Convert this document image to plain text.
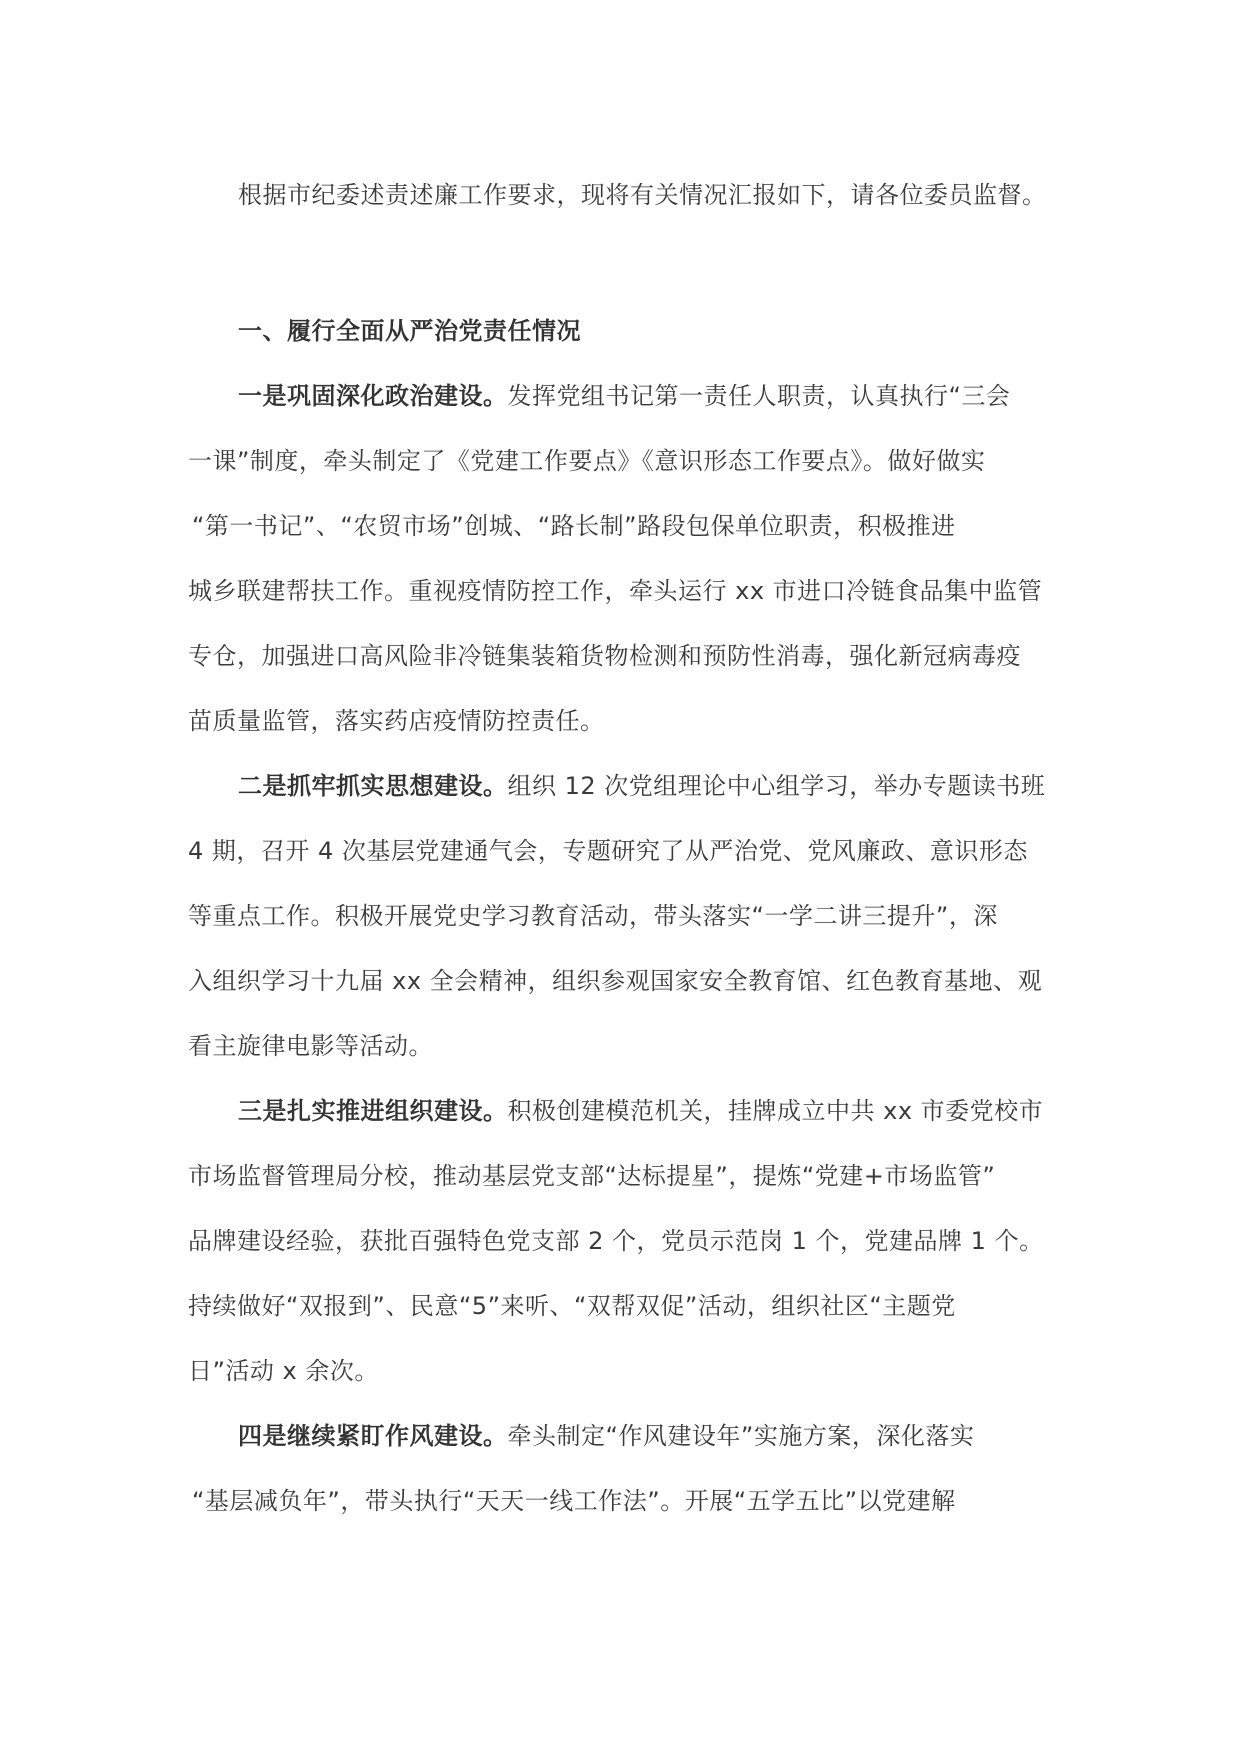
根据市纪委述责述廉工作要求，现将有关情况汇报如下，请各位委员监督。
一、履行全面从严治党责任情况
一是巩固深化政治建设。发挥党组书记第一责任人职责，认真执行“三会
一课”制度，牵头制定了《党建工作要点》《意识形态工作要点》。做好做实
“第一书记”、“农贸市场”创城、“路长制”路段包保单位职责，积极推进
城乡联建帮扶工作。重视疫情防控工作，牵头运行 xx 市进口冷链食品集中监管
专仓，加强进口高风险非冷链集装箱货物检测和预防性消毒，强化新冠病毒疫
苗质量监管，落实药店疫情防控责任。
二是抓牢抓实思想建设。组织 12 次党组理论中心组学习，举办专题读书班
4 期，召开 4 次基层党建通气会，专题研究了从严治党、党风廉政、意识形态
等重点工作。积极开展党史学习教育活动，带头落实“一学二讲三提升”，深
入组织学习十九届 xx 全会精神，组织参观国家安全教育馆、红色教育基地、观
看主旋律电影等活动。
三是扎实推进组织建设。积极创建模范机关，挂牌成立中共 xx 市委党校市
市场监督管理局分校，推动基层党支部“达标提星”，提炼“党建+市场监管”
品牌建设经验，获批百强特色党支部 2 个，党员示范岗 1 个，党建品牌 1 个。
持续做好“双报到”、民意“5”来听、“双帮双促”活动，组织社区“主题党
日”活动 x 余次。
四是继续紧盯作风建设。牵头制定“作风建设年”实施方案，深化落实
“基层减负年”，带头执行“天天一线工作法”。开展“五学五比”以党建解
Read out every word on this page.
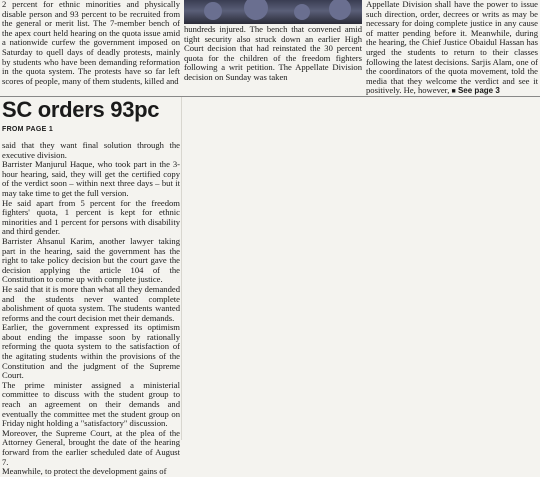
2 percent for ethnic minorities and physically disable person and 93 percent to be recruited from the general or merit list. The 7-member bench of the apex court held hearing on the quota issue amid a nationwide curfew the government imposed on Saturday to quell days of deadly protests, mainly by students who have been demanding reformation in the quota system. The protests have so far left scores of people, many of them students, killed and
hundreds injured. The bench that convened amid tight security also struck down an earlier High Court decision that had reinstated the 30 percent quota for the children of the freedom fighters following a writ petition. The Appellate Division decision on Sunday was taken
Appellate Division shall have the power to issue such direction, order, decrees or writs as may be necessary for doing complete justice in any cause of matter pending before it. Meanwhile, during the hearing, the Chief Justice Obaidul Hassan has urged the students to return to their classes following the latest decisions. Sarjis Alam, one of the coordinators of the quota movement, told the media that they welcome the verdict and see it positively. He, however, ■ See page 3
SC orders 93pc
FROM PAGE 1

said that they want final solution through the executive division.

Barrister Manjurul Haque, who took part in the 3-hour hearing, said, they will get the certified copy of the verdict soon – within next three days – but it may take time to get the full version.

He said apart from 5 percent for the freedom fighters' quota, 1 percent is kept for ethnic minorities and 1 percent for persons with disability and third gender.

Barrister Ahsanul Karim, another lawyer taking part in the hearing, said the government has the right to take policy decision but the court gave the decision applying the article 104 of the Constitution to come up with complete justice.

He said that it is more than what all they demanded and the students never wanted complete abolishment of quota system. The students wanted reforms and the court decision met their demands.

Earlier, the government expressed its optimism about ending the impasse soon by rationally reforming the quota system to the satisfaction of the agitating students within the provisions of the Constitution and the judgment of the Supreme Court.

The prime minister assigned a ministerial committee to discuss with the student group to reach an agreement on their demands and eventually the committee met the student group on Friday night holding a "satisfactory" discussion.

Moreover, the Supreme Court, at the plea of the Attorney General, brought the date of the hearing forward from the earlier scheduled date of August 7.

Meanwhile, to protect the development gains of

========

→ Given request:
In the entries above, find each line with the word "that" and copy it.

→ Solution to this exercise:
hundreds injured. The bench that convened amid tight security also struck down an earlier High Court decision that had reinstated the 30 percent quota for the children of the freedom fighters following a writ petition. The Appellate Division decision on Sunday was taken
Appellate Division shall have the power to issue such direction, order, decrees or writs as may be necessary for doing complete justice in any cause of matter pending before it. Meanwhile, during the hearing, the Chief Justice Obaidul Hassan has urged the students to return to their classes following the latest decisions. Sarjis Alam, one of the coordinators of the quota movement, told the media that they welcome the verdict and see it positively. He, however, ■ See page 3
said that they want final solution through the executive division.
He said that it is more than what all they demanded and the students never wanted complete abolishment of quota system. The students wanted reforms and the court decision met their demands.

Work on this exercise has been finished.